Where a line holds "Trilobites", copy it.

### Material for this task

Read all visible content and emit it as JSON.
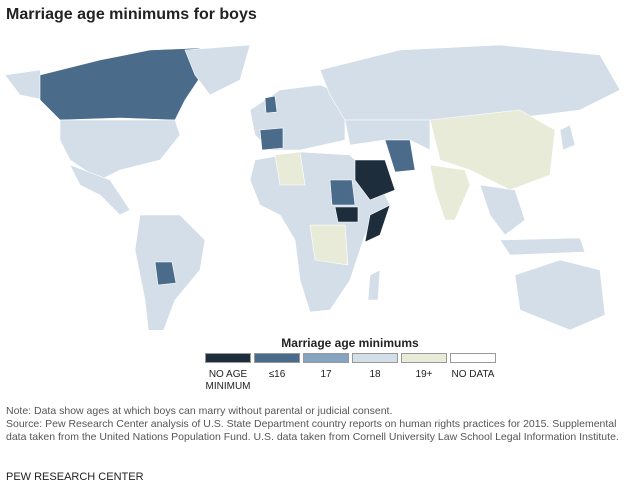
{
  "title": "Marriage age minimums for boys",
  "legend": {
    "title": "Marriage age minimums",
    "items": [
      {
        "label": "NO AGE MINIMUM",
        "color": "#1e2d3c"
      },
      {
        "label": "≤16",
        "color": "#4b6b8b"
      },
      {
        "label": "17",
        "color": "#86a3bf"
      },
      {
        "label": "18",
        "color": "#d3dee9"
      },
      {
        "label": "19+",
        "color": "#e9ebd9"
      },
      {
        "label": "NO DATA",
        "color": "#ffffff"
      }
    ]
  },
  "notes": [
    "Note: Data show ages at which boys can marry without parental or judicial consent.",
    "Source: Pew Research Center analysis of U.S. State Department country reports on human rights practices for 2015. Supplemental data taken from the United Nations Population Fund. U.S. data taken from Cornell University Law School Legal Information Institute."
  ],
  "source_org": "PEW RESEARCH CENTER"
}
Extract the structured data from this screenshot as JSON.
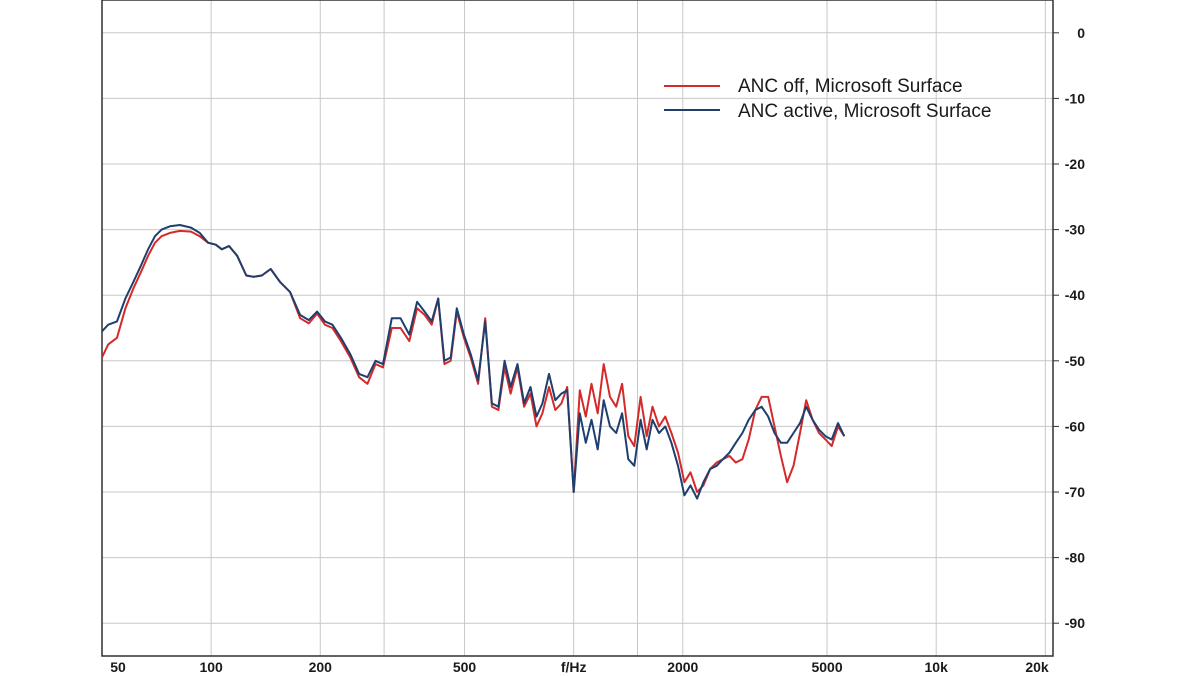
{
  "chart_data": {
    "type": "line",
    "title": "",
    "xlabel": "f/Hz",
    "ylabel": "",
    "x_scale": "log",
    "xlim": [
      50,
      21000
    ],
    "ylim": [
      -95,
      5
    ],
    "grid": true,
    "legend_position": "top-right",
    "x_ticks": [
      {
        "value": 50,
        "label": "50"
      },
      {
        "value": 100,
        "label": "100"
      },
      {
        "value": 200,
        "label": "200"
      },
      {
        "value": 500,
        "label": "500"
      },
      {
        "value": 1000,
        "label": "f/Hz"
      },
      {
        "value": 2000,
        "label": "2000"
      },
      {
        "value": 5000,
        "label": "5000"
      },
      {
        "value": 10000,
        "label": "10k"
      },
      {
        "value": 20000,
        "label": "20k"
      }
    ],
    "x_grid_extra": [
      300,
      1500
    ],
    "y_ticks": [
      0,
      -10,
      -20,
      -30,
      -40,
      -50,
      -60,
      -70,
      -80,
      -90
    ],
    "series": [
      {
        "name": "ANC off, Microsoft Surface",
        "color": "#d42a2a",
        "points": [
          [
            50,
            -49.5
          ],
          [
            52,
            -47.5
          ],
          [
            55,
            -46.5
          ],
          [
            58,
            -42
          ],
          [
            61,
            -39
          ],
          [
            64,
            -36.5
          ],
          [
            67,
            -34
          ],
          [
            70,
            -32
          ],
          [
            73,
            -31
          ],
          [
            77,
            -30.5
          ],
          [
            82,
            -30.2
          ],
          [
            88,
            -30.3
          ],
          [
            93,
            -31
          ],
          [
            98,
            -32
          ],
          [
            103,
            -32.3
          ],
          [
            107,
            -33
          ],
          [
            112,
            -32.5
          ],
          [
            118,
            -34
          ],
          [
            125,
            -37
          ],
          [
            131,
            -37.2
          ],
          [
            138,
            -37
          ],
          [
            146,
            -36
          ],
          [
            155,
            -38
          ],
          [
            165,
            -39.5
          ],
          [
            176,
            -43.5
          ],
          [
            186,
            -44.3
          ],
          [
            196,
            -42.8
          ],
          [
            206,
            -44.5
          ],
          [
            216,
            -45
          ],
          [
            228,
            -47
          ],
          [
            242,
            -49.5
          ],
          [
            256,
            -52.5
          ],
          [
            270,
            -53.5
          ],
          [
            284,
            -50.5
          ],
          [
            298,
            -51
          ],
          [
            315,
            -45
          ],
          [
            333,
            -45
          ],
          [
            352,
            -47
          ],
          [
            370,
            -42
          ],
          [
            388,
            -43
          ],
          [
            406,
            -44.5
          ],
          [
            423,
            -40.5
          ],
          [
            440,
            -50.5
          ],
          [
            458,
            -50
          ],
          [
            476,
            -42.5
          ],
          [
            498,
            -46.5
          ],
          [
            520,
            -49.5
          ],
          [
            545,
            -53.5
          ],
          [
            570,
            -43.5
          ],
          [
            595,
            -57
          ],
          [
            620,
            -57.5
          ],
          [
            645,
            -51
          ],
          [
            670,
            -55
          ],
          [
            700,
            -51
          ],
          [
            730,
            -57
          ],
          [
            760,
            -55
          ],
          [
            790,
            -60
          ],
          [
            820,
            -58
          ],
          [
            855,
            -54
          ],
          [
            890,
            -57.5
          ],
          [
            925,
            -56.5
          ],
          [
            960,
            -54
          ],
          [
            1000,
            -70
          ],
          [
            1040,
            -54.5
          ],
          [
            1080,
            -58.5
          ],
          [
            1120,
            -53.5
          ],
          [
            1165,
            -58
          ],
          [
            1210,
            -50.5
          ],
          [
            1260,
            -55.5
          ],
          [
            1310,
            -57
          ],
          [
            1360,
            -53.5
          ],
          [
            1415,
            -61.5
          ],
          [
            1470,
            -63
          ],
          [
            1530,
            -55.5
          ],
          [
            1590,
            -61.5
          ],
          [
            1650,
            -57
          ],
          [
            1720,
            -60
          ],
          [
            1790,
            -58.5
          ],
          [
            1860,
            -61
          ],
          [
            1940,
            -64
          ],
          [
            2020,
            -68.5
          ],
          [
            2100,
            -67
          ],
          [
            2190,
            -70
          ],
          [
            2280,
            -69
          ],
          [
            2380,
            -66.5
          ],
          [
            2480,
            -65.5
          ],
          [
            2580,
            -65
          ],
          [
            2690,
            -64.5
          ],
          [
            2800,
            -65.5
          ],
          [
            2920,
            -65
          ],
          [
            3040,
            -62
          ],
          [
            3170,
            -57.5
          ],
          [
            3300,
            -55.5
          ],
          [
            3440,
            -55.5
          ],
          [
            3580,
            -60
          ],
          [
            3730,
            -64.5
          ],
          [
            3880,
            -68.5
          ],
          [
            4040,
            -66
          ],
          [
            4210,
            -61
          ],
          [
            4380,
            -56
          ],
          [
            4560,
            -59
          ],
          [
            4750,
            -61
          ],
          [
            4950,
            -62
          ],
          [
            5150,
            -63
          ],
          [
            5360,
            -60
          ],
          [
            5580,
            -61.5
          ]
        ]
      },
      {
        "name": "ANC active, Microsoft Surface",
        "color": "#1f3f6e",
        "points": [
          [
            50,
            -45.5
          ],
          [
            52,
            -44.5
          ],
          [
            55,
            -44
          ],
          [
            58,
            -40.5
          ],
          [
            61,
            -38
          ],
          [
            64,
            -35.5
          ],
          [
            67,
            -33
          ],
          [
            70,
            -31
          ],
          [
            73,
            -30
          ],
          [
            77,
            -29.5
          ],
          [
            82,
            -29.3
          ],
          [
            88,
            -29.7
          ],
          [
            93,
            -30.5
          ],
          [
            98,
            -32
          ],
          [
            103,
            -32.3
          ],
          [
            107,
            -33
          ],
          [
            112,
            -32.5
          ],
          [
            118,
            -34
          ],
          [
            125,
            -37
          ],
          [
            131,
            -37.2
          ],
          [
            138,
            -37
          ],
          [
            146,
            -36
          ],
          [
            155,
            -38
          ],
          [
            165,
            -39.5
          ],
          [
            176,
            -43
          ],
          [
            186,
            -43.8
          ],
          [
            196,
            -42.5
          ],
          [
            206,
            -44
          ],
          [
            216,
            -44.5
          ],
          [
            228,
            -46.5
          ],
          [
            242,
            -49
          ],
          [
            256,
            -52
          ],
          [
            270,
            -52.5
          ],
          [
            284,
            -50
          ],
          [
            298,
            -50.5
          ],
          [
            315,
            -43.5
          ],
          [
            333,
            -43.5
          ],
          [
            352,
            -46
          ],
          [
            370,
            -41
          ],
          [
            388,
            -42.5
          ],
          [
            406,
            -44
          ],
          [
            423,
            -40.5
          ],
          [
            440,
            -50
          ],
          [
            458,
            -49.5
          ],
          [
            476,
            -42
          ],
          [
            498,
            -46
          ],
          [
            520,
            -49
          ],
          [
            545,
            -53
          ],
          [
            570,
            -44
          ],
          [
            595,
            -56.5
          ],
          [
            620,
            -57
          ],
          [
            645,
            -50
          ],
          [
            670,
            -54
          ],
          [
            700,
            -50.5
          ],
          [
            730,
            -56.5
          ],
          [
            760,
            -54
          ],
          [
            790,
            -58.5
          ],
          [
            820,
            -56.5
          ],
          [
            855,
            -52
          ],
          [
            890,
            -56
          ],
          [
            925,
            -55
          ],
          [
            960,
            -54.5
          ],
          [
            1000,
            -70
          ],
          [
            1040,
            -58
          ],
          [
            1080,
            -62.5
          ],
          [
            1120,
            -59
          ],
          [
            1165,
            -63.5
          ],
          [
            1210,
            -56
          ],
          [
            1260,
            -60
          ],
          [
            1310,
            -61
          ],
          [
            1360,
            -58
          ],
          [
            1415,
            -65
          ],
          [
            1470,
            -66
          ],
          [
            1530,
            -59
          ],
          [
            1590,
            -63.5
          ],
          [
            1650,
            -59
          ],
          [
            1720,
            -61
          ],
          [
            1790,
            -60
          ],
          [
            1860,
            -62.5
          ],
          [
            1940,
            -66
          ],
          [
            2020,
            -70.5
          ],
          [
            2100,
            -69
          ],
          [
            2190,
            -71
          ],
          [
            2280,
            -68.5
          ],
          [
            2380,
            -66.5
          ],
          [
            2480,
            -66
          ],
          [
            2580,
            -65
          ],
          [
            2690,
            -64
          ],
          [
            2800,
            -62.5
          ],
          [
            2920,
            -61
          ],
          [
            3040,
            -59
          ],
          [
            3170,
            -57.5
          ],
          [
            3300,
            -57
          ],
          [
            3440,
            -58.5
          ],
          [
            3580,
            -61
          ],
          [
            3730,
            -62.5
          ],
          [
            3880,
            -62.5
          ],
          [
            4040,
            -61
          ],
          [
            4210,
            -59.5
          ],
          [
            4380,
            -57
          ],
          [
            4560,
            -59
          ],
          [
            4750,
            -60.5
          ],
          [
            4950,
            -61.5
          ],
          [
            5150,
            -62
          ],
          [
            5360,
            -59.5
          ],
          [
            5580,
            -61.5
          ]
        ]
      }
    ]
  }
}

######
### Material for this task

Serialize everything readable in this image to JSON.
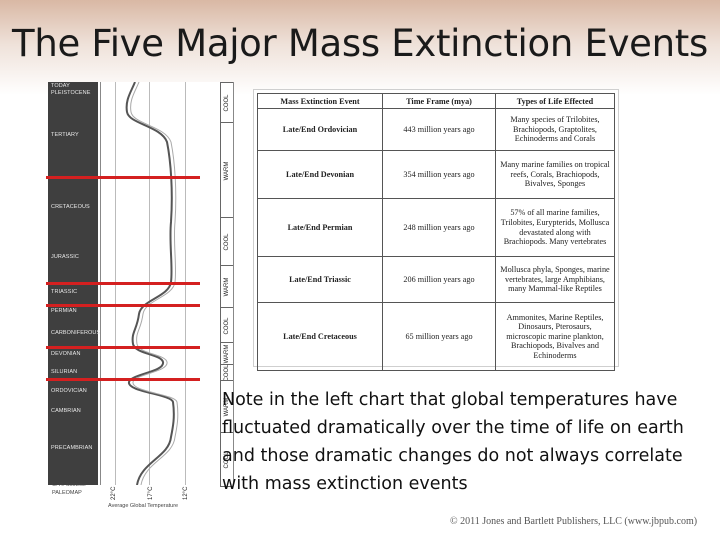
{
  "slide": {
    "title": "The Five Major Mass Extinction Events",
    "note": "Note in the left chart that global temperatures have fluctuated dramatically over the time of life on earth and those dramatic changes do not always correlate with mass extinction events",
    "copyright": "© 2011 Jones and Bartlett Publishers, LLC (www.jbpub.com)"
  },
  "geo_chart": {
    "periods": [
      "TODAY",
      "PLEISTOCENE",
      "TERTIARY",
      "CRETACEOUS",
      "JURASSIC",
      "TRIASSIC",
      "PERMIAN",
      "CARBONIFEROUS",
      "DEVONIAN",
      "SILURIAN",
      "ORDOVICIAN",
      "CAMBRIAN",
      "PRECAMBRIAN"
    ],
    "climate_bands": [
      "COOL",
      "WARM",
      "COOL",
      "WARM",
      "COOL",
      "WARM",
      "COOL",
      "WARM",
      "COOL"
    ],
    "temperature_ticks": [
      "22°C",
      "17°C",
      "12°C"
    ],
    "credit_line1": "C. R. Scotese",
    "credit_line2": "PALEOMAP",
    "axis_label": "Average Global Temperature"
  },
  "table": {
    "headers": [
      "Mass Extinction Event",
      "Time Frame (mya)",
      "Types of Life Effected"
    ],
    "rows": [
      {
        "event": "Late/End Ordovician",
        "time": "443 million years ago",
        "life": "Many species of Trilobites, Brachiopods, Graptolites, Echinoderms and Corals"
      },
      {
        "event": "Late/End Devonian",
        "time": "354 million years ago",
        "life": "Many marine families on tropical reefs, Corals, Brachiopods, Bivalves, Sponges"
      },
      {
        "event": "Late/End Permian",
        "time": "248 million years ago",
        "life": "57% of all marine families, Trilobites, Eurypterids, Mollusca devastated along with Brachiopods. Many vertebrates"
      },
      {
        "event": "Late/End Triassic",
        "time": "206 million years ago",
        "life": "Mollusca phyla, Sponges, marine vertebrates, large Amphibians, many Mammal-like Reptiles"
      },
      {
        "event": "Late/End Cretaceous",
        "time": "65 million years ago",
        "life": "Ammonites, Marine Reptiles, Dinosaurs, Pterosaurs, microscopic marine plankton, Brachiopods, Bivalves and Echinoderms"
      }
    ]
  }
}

######

▶ _Solved problem_:
        "life": "Many species of Trilobites, Brachiopods, Graptolites, Echinoderms and Corals"
        "life": "57% of all marine families, Trilobites, Eurypterids, Mollusca devastated along with Brachiopods. Many vertebrates"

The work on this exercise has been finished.